==== RECORDS SUPPLIED ====

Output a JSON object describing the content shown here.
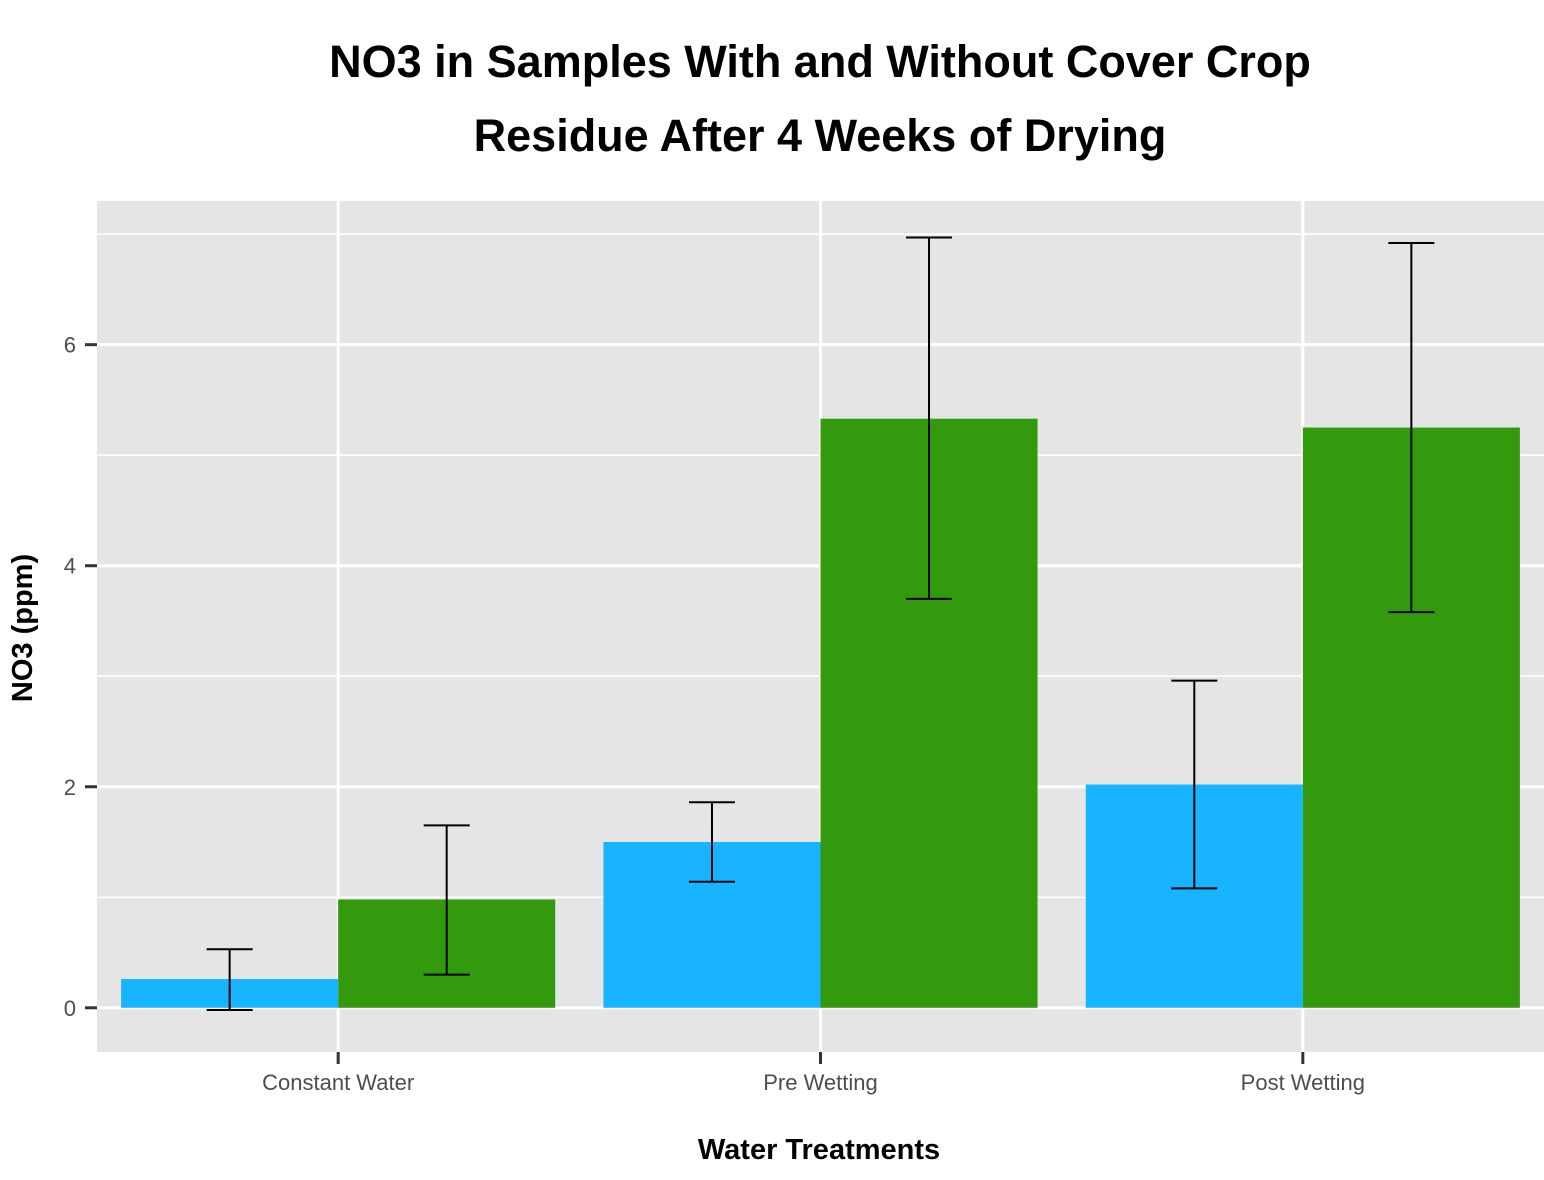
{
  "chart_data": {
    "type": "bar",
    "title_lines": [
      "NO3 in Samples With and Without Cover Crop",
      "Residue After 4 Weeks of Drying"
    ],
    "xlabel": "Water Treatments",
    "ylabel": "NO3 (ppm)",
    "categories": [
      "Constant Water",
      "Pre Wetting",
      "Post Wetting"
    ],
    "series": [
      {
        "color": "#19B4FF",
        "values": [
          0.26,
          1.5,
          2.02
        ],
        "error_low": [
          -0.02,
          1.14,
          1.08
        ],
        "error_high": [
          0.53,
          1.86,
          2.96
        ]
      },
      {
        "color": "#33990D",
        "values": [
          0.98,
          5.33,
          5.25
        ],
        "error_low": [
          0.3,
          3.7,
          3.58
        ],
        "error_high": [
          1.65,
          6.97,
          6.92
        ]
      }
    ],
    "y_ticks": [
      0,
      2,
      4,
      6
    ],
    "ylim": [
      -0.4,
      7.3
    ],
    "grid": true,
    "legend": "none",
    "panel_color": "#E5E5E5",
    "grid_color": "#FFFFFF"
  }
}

====

INSTRUCTION. All of the entries above should be copied exactly, except for the pictures.

EXERCISE ANSWER.
Output a JSON object describing the content shown here.
{
  "chart_data": {
    "type": "bar",
    "title_lines": [
      "NO3 in Samples With and Without Cover Crop",
      "Residue After 4 Weeks of Drying"
    ],
    "xlabel": "Water Treatments",
    "ylabel": "NO3 (ppm)",
    "categories": [
      "Constant Water",
      "Pre Wetting",
      "Post Wetting"
    ],
    "series": [
      {
        "color": "#19B4FF",
        "values": [
          0.26,
          1.5,
          2.02
        ],
        "error_low": [
          -0.02,
          1.14,
          1.08
        ],
        "error_high": [
          0.53,
          1.86,
          2.96
        ]
      },
      {
        "color": "#33990D",
        "values": [
          0.98,
          5.33,
          5.25
        ],
        "error_low": [
          0.3,
          3.7,
          3.58
        ],
        "error_high": [
          1.65,
          6.97,
          6.92
        ]
      }
    ],
    "y_ticks": [
      0,
      2,
      4,
      6
    ],
    "ylim": [
      -0.4,
      7.3
    ],
    "grid": true,
    "legend": "none",
    "panel_color": "#E5E5E5",
    "grid_color": "#FFFFFF"
  }
}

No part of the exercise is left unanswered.